◆ WHAT IS ASKED
Omit every picture and write out the rest of the records exactly.

--- BEGIN DATA LINES ---

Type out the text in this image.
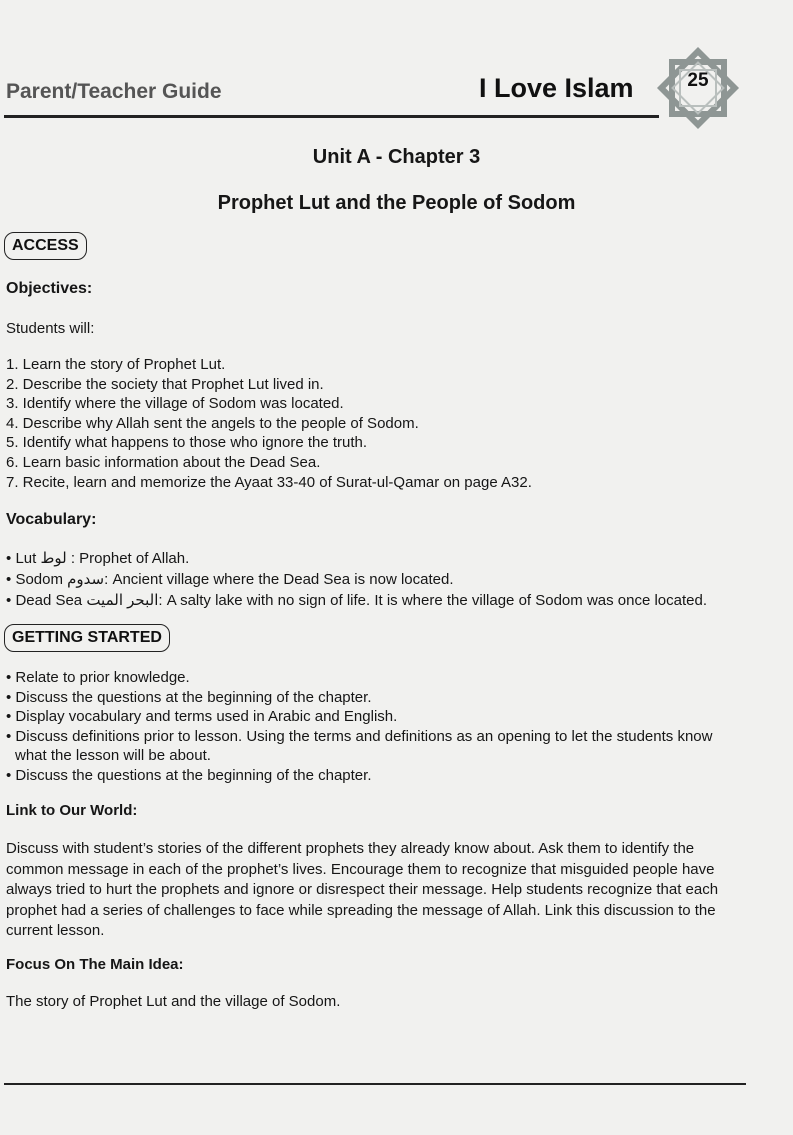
Parent/Teacher Guide	I Love Islam	25
Unit A - Chapter 3
Prophet Lut and the People of Sodom
ACCESS
Objectives:
Students will:
1. Learn the story of Prophet Lut.
2. Describe the society that Prophet Lut lived in.
3. Identify where the village of Sodom was located.
4. Describe why Allah sent the angels to the people of Sodom.
5. Identify what happens to those who ignore the truth.
6. Learn basic information about the Dead Sea.
7. Recite, learn and memorize the Ayaat 33-40 of Surat-ul-Qamar on page A32.
Vocabulary:
• Lut لوط : Prophet of Allah.
• Sodom سدوم: Ancient village where the Dead Sea is now located.
• Dead Sea البحر الميت: A salty lake with no sign of life. It is where the village of Sodom was once located.
GETTING STARTED
• Relate to prior knowledge.
• Discuss the questions at the beginning of the chapter.
• Display vocabulary and terms used in Arabic and English.
• Discuss definitions prior to lesson. Using the terms and definitions as an opening to let the students know what the lesson will be about.
• Discuss the questions at the beginning of the chapter.
Link to Our World:
Discuss with student’s stories of the different prophets they already know about. Ask them to identify the common message in each of the prophet’s lives. Encourage them to recognize that misguided people have always tried to hurt the prophets and ignore or disrespect their message. Help students recognize that each prophet had a series of challenges to face while spreading the message of Allah. Link this discussion to the current lesson.
Focus On The Main Idea:
The story of Prophet Lut and the village of Sodom.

--- END DATA LINES ---

◆ RESULT OF THIS EXERCISE
Type out the text in this image.
Parent/Teacher Guide	I Love Islam	25
Unit A - Chapter 3
Prophet Lut and the People of Sodom
ACCESS
Objectives:
Students will:
1. Learn the story of Prophet Lut.
2. Describe the society that Prophet Lut lived in.
3. Identify where the village of Sodom was located.
4. Describe why Allah sent the angels to the people of Sodom.
5. Identify what happens to those who ignore the truth.
6. Learn basic information about the Dead Sea.
7. Recite, learn and memorize the Ayaat 33-40 of Surat-ul-Qamar on page A32.
Vocabulary:
• Lut لوط : Prophet of Allah.
• Sodom سدوم: Ancient village where the Dead Sea is now located.
• Dead Sea البحر الميت: A salty lake with no sign of life. It is where the village of Sodom was once located.
GETTING STARTED
• Relate to prior knowledge.
• Discuss the questions at the beginning of the chapter.
• Display vocabulary and terms used in Arabic and English.
• Discuss definitions prior to lesson. Using the terms and definitions as an opening to let the students know what the lesson will be about.
• Discuss the questions at the beginning of the chapter.
Link to Our World:
Discuss with student’s stories of the different prophets they already know about. Ask them to identify the common message in each of the prophet’s lives. Encourage them to recognize that misguided people have always tried to hurt the prophets and ignore or disrespect their message. Help students recognize that each prophet had a series of challenges to face while spreading the message of Allah. Link this discussion to the current lesson.
Focus On The Main Idea:
The story of Prophet Lut and the village of Sodom.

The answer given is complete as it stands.